**Records provided:**
_ _ _ _ _
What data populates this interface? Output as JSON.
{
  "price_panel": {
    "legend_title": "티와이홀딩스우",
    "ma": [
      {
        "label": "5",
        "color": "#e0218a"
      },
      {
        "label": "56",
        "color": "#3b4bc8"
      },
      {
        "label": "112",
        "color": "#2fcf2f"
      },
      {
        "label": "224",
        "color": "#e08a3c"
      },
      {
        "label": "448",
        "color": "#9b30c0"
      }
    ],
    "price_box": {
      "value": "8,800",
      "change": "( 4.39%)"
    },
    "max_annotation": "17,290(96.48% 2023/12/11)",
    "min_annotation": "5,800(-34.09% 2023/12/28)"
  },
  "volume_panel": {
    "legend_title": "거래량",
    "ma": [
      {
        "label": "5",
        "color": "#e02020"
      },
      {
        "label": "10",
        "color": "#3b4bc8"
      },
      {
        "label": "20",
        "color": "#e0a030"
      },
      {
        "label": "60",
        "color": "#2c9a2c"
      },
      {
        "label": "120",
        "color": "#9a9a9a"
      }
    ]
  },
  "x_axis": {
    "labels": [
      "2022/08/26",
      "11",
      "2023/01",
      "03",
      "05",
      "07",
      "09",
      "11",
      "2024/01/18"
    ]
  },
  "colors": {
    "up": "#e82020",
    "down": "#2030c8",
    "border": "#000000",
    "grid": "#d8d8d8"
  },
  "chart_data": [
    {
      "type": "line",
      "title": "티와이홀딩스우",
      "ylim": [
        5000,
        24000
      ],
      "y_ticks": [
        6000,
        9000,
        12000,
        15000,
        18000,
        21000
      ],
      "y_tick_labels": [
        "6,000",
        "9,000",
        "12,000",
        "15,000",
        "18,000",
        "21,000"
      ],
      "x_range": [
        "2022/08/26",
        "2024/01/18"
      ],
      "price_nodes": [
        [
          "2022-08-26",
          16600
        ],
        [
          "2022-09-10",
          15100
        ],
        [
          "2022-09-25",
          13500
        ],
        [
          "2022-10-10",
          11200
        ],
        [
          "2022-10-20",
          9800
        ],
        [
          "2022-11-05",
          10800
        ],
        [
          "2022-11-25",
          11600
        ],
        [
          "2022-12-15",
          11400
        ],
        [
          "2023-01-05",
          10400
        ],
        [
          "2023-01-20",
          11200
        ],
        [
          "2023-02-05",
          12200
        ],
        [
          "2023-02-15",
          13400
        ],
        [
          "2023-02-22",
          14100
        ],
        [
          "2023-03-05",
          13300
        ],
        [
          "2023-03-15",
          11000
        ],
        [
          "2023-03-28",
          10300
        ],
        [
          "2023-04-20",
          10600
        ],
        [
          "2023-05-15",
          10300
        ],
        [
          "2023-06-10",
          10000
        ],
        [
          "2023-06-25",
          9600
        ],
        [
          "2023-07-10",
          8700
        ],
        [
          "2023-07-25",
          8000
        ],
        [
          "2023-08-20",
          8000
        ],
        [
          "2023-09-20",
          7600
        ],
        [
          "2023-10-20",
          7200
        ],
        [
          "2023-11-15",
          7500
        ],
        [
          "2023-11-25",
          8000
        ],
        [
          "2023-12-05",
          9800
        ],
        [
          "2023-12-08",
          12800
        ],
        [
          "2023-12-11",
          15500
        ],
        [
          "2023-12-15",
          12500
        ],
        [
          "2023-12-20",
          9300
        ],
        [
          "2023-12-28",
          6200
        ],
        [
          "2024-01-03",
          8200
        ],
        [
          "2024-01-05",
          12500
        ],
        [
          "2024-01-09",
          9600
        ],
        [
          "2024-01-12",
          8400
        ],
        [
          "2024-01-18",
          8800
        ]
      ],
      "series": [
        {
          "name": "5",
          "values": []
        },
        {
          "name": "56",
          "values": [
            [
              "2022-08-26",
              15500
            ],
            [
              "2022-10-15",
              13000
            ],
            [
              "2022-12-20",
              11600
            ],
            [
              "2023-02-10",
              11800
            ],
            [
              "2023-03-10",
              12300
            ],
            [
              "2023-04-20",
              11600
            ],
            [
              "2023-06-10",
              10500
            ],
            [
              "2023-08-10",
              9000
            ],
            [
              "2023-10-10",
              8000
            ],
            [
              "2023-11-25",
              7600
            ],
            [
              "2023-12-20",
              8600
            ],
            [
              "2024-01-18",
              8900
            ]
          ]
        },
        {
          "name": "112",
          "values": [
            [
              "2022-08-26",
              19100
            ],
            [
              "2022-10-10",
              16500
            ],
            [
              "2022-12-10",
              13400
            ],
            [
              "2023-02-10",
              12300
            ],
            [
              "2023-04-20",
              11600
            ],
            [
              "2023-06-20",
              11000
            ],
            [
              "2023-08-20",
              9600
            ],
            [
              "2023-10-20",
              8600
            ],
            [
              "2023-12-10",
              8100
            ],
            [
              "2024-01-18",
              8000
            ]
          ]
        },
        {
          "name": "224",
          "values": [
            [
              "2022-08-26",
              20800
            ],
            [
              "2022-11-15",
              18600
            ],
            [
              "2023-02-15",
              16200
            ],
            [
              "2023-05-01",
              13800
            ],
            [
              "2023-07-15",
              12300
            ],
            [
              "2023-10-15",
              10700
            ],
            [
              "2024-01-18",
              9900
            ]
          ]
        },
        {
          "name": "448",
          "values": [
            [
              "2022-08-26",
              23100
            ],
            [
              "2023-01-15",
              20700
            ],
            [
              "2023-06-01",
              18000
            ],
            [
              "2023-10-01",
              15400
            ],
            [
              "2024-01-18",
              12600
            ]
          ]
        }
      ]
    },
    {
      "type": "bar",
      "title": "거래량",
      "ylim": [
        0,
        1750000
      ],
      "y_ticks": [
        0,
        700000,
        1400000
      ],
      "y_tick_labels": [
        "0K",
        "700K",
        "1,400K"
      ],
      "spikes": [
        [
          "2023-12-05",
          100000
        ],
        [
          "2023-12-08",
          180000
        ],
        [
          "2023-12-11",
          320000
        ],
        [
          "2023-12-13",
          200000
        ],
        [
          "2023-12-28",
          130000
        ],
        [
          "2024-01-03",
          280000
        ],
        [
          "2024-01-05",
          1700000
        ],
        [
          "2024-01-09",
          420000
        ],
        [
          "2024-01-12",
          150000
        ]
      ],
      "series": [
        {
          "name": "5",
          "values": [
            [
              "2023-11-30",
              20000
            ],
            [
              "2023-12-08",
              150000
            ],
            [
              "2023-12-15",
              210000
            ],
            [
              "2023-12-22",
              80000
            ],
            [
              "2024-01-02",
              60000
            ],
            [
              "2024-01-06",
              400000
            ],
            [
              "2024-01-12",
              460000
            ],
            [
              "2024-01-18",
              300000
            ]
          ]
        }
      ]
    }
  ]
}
_ _ _ _ _
Copy out every line in the entries above that holds "name".

          "name": "5",
          "name": "56",
          "name": "112",
          "name": "224",
          "name": "448",
          "name": "5",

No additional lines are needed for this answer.